» INPUT ROWS

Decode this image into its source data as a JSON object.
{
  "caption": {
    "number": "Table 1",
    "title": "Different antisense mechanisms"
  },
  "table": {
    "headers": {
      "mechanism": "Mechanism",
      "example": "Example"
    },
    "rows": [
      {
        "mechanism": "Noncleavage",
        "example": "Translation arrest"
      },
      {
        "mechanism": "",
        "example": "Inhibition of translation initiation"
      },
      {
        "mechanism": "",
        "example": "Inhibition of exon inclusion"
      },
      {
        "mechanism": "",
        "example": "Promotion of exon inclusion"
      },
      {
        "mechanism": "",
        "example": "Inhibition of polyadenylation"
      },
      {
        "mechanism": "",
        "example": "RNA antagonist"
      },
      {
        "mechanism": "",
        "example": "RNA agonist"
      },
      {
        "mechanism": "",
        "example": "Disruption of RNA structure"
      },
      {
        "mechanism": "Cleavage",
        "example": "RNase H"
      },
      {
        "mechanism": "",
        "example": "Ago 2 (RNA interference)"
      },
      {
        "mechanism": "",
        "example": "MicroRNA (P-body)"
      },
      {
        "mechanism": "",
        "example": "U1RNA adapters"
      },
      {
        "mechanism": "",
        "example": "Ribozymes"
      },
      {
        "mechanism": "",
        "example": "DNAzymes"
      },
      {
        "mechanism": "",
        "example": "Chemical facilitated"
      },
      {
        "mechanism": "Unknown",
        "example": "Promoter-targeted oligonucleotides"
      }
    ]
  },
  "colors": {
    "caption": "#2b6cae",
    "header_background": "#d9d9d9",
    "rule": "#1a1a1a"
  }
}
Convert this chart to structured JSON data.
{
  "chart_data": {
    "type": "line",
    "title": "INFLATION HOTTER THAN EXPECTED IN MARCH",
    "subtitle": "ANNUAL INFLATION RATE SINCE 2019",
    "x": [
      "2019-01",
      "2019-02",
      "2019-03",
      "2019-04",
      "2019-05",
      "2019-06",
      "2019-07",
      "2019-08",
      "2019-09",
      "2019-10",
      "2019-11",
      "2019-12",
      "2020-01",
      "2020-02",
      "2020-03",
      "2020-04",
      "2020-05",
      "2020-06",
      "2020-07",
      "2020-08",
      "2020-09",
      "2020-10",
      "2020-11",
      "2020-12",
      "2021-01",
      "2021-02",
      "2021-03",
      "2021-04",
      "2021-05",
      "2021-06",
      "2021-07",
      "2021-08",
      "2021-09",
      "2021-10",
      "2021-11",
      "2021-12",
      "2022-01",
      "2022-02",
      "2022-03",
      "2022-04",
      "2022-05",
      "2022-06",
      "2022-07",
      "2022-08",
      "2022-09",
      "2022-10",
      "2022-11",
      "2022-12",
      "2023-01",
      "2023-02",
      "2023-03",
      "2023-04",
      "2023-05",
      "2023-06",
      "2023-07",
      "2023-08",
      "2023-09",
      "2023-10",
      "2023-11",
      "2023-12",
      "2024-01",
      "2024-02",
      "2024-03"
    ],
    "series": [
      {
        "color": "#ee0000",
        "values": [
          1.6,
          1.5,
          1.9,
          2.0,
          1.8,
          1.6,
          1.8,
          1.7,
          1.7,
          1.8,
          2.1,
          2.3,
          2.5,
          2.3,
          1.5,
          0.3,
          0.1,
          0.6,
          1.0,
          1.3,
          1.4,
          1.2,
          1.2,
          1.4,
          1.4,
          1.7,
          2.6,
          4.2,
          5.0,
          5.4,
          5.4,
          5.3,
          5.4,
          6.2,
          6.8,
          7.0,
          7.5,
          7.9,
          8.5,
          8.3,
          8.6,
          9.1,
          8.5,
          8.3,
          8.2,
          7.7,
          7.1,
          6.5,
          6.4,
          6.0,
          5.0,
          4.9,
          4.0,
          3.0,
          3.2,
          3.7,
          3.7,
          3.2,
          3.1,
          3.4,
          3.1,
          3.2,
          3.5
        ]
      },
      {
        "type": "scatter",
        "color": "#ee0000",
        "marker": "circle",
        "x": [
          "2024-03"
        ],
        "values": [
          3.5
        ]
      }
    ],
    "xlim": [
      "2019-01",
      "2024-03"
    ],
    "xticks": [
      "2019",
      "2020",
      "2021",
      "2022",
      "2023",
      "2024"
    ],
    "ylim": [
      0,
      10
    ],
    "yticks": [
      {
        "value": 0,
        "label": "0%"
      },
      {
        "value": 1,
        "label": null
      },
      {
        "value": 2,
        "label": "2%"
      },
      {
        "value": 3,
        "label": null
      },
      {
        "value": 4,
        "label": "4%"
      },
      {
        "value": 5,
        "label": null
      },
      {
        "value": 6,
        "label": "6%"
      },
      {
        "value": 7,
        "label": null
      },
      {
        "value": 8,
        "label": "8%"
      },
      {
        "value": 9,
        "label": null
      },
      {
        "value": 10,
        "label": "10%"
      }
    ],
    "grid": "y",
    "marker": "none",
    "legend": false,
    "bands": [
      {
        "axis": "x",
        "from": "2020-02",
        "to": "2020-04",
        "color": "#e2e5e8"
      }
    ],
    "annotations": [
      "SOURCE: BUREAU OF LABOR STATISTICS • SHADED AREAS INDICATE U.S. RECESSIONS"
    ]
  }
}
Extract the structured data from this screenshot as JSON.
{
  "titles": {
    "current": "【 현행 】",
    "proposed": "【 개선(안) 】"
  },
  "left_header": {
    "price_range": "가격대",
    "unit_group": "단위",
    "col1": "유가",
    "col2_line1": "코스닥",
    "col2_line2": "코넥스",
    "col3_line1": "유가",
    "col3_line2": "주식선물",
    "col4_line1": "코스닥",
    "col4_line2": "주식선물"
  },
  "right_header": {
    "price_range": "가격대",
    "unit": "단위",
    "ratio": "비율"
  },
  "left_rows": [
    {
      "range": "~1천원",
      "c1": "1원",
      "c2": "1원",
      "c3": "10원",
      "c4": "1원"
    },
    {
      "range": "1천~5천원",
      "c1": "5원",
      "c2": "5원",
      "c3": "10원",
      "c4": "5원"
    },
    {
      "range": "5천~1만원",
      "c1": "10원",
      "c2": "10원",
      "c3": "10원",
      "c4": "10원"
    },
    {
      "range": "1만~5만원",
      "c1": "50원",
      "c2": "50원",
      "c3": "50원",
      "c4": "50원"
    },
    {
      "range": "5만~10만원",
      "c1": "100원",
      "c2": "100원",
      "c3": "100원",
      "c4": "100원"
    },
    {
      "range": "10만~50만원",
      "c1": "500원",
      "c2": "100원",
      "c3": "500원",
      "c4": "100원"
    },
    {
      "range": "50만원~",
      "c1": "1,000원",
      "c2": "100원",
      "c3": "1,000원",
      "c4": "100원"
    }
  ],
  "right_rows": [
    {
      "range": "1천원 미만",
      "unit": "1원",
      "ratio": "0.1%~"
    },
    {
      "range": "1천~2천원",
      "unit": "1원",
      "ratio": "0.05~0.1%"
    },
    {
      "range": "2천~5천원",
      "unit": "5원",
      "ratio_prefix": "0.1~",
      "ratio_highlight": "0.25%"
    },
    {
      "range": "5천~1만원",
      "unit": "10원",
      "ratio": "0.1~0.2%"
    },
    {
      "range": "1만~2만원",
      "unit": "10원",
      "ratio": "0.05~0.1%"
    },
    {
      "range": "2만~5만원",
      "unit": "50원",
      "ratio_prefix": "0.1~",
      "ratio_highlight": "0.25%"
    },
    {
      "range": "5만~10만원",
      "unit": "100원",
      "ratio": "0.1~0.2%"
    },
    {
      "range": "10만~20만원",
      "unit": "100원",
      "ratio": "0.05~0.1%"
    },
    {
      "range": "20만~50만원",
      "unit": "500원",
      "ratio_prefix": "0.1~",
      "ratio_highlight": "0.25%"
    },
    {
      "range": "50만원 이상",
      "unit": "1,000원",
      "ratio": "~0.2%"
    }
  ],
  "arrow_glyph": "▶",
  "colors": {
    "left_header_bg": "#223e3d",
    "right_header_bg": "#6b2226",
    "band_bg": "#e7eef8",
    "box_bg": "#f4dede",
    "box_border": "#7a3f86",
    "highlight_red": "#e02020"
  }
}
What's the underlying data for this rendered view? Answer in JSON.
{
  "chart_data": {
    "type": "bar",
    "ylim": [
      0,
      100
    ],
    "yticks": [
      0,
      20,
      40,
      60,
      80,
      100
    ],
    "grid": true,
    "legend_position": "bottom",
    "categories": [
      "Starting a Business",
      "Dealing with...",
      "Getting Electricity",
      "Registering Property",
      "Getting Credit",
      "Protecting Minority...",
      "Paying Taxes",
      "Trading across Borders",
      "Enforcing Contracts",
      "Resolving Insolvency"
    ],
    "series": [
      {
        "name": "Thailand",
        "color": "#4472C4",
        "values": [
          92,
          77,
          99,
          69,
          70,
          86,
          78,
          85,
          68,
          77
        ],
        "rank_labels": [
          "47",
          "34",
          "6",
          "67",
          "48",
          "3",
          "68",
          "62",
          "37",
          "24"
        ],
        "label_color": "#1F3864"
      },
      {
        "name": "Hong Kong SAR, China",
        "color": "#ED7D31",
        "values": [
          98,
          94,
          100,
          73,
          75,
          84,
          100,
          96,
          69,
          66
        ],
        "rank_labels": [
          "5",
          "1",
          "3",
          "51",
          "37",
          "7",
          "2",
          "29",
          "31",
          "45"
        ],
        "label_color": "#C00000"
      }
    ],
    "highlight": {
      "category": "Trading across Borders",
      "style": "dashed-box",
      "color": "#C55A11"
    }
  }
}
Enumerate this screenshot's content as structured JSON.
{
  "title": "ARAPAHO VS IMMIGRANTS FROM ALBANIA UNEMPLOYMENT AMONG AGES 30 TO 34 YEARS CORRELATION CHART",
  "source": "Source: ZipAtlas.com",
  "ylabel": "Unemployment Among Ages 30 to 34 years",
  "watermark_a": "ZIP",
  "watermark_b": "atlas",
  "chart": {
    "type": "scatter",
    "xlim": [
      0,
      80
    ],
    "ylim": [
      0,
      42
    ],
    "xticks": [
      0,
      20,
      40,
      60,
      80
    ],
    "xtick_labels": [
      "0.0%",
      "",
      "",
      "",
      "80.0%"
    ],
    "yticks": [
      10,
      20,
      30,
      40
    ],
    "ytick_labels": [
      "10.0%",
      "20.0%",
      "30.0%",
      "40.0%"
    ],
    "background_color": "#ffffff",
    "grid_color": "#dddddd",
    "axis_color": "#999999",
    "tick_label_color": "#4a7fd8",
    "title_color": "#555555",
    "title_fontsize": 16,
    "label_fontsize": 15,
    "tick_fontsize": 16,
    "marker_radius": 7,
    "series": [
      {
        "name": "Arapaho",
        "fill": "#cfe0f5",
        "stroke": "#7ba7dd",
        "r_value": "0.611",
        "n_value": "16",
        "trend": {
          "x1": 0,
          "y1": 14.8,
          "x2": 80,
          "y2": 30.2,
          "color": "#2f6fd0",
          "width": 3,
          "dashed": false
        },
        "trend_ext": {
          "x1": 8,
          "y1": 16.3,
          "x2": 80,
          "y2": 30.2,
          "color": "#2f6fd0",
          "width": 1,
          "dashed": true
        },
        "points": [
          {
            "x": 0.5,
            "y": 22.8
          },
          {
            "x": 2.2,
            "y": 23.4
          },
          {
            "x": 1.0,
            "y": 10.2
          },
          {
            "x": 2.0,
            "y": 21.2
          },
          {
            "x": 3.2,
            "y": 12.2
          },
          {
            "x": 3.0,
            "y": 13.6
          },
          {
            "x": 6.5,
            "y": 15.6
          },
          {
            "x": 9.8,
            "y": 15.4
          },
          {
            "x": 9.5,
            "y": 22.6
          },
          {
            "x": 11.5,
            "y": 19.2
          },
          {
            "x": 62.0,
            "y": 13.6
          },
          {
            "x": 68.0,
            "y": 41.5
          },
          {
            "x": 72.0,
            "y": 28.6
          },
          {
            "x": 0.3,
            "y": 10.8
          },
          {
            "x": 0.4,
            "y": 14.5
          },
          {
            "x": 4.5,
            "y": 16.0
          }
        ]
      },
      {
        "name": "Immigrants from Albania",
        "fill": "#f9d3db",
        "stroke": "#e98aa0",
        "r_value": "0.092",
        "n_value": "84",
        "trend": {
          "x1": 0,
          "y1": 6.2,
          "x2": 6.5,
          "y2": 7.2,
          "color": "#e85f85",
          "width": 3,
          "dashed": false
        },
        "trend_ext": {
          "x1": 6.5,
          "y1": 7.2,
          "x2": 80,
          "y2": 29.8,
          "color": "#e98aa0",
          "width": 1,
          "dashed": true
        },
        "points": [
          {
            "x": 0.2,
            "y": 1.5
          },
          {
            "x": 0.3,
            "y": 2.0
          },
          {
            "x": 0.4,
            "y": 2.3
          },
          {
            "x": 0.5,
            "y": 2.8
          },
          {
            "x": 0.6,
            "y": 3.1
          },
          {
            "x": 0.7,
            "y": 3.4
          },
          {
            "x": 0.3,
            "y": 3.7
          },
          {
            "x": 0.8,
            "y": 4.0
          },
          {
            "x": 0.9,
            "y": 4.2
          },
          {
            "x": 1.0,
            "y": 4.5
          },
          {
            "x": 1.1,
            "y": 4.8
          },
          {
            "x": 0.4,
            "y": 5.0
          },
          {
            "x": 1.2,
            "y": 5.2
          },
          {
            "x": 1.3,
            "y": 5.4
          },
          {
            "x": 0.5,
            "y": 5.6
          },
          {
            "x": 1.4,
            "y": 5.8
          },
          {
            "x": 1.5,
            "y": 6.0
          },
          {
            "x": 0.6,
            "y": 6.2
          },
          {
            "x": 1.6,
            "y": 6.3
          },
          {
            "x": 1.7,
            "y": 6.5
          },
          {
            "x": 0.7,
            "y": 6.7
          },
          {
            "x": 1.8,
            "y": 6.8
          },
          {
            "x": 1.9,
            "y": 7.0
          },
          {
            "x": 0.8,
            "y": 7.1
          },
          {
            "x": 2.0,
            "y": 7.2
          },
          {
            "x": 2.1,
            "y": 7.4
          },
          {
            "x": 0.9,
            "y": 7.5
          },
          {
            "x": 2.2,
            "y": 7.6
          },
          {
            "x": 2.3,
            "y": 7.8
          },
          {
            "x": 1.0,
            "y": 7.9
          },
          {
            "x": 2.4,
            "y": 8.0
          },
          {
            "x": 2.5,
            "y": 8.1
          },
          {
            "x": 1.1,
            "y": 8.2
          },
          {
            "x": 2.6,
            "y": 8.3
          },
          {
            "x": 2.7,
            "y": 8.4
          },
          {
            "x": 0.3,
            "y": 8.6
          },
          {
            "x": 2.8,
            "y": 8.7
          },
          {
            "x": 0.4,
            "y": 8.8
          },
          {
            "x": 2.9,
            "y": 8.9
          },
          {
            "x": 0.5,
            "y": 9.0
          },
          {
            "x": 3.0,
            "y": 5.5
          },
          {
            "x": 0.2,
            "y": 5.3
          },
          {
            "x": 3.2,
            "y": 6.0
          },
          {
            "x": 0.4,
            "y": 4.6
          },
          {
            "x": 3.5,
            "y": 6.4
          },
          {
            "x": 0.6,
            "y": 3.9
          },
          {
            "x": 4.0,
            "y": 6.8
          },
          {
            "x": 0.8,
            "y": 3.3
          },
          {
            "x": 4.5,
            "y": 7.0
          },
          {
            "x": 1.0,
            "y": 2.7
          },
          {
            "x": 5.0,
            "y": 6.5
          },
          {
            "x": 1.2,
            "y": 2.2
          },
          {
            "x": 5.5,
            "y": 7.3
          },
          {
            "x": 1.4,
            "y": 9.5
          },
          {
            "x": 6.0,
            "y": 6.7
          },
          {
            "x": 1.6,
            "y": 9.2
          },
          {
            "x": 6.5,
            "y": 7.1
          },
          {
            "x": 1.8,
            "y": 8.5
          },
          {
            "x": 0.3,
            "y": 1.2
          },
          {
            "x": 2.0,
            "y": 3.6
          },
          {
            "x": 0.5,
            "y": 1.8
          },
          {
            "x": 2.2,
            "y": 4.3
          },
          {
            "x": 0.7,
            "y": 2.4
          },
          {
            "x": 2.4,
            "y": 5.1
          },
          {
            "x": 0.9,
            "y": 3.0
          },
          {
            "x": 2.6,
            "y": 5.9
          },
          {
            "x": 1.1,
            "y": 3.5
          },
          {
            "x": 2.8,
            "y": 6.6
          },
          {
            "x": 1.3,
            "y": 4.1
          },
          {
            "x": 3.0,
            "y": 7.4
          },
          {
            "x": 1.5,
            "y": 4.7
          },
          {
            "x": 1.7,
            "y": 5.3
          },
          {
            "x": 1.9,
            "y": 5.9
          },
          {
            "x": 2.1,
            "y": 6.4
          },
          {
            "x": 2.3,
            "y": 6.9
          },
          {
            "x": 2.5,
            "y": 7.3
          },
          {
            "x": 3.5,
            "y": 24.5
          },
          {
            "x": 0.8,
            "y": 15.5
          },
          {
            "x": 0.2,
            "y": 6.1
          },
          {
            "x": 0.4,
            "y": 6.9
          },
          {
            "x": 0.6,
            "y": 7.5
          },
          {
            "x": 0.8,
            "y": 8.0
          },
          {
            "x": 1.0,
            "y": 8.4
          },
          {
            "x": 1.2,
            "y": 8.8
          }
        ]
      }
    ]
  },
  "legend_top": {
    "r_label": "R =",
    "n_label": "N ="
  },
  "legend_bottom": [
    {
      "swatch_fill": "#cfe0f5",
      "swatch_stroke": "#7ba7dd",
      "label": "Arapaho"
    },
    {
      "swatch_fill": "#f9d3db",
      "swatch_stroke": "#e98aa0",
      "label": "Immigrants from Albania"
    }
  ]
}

» TO BE DONE
Using the records above, say how many lines include the string "across". Only the number is wanted.

» RESULT
2